The problem: Look through the records and report how many lines include the word "page", with no other words.
┏━━
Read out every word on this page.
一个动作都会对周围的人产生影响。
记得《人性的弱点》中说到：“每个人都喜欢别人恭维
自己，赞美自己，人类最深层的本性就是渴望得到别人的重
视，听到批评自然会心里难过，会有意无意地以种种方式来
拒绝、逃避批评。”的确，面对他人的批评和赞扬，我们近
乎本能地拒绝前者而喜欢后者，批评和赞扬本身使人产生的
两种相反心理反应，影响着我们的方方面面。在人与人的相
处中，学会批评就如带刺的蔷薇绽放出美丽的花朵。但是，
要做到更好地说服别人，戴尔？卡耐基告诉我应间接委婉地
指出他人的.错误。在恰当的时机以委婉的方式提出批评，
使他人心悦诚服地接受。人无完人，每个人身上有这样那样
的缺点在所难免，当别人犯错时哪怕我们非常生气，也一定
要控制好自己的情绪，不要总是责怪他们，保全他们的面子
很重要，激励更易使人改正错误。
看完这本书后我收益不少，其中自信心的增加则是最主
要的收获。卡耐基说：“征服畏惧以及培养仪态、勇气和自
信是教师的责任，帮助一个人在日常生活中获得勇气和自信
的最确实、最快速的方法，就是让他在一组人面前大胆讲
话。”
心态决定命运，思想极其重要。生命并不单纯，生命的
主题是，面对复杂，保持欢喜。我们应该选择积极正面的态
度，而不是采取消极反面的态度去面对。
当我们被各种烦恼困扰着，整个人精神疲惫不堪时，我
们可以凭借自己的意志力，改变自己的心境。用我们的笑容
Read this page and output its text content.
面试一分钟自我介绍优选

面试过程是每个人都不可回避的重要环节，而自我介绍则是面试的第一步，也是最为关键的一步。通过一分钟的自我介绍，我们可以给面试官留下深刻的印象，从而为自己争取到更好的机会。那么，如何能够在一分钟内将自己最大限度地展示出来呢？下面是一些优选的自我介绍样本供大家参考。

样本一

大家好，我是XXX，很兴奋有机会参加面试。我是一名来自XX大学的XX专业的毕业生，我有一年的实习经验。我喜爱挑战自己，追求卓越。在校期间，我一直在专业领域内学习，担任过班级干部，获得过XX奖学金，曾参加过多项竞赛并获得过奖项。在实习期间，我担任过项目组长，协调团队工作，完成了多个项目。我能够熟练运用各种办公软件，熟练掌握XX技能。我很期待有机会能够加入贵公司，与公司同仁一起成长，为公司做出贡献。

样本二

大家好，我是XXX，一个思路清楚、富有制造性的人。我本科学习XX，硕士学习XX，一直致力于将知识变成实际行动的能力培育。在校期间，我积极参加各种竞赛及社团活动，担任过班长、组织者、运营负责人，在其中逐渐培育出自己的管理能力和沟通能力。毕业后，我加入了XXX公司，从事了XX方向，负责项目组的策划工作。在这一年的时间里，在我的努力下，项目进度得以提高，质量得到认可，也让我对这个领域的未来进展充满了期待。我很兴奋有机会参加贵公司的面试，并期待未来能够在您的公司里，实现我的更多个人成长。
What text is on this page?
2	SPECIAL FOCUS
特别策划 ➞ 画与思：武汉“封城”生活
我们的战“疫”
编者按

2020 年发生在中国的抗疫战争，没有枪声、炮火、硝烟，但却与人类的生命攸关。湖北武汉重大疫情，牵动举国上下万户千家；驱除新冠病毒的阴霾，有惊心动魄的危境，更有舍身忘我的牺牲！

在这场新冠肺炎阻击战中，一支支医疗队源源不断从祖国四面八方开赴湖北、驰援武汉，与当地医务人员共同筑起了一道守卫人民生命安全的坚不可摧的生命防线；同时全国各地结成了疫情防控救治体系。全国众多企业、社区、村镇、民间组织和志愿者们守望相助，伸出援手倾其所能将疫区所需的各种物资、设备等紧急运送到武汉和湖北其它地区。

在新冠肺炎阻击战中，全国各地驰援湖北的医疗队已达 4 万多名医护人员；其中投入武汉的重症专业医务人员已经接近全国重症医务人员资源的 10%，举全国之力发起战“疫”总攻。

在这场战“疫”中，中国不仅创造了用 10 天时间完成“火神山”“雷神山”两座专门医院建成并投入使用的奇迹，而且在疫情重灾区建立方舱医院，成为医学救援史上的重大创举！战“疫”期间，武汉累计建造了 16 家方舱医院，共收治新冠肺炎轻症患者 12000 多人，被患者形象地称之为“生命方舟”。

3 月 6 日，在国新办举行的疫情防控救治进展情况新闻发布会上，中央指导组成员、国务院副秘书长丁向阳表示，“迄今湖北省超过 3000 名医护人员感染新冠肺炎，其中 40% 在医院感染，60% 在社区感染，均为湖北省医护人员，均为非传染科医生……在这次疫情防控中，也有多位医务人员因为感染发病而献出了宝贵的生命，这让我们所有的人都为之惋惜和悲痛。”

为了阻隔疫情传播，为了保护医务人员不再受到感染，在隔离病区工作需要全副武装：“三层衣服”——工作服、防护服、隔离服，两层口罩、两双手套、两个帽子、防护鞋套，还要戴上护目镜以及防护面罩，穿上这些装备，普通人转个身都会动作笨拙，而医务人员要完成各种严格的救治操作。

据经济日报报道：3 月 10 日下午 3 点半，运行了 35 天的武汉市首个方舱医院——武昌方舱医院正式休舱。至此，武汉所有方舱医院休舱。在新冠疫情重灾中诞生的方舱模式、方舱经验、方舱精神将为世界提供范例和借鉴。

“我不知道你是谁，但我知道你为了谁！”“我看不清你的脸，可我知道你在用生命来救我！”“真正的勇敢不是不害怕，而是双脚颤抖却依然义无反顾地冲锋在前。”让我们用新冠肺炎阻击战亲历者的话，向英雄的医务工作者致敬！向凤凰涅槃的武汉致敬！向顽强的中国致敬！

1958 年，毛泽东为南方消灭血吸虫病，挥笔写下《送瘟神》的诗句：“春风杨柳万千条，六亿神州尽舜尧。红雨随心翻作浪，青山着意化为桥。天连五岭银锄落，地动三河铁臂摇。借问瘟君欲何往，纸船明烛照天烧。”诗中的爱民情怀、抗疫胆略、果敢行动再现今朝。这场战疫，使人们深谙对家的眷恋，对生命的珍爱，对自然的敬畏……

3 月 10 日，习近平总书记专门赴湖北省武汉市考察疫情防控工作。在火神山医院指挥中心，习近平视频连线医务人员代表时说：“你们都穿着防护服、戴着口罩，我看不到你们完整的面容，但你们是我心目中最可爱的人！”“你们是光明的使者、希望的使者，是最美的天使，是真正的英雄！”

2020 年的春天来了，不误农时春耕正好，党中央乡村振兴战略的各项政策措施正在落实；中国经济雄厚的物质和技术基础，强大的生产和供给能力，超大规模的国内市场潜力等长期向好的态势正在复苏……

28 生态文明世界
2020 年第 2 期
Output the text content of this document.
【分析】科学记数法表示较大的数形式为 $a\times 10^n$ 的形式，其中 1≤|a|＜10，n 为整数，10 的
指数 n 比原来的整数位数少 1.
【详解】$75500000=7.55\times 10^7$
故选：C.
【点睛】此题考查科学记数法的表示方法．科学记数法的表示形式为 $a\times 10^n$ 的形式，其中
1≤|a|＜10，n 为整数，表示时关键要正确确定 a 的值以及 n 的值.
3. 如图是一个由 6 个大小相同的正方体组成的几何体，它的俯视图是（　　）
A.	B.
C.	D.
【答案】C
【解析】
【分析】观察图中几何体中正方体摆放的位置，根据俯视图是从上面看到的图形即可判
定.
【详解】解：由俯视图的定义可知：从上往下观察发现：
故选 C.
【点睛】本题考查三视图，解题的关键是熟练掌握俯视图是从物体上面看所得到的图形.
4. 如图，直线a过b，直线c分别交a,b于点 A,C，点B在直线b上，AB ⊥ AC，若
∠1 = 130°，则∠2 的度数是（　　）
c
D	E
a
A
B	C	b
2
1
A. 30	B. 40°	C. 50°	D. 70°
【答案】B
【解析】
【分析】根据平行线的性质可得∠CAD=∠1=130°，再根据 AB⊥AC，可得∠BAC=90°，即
┗━━
Task result: 3